Written problem
Every line below should be repeated exactly.

Data entries
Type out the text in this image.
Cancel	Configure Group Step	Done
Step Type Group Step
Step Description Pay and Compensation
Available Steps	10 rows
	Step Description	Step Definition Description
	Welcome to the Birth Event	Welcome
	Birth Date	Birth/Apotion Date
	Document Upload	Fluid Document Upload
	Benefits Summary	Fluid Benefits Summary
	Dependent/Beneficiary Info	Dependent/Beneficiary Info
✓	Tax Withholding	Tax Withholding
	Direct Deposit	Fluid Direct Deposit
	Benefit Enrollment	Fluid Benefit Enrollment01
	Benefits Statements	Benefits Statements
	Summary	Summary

Output
Type out the text in this image.
Cancel	Configure Group Step	Done
Step Type Group Step
Step Description Pay and Compensation
Available Steps	10 rows
	Step Description	Step Definition Description
	Welcome to the Birth Event	Welcome
	Birth Date	Birth/Apotion Date
	Document Upload	Fluid Document Upload
	Benefits Summary	Fluid Benefits Summary
	Dependent/Beneficiary Info	Dependent/Beneficiary Info
✓	Tax Withholding	Tax Withholding
	Direct Deposit	Fluid Direct Deposit
	Benefit Enrollment	Fluid Benefit Enrollment01
	Benefits Statements	Benefits Statements
	Summary	Summary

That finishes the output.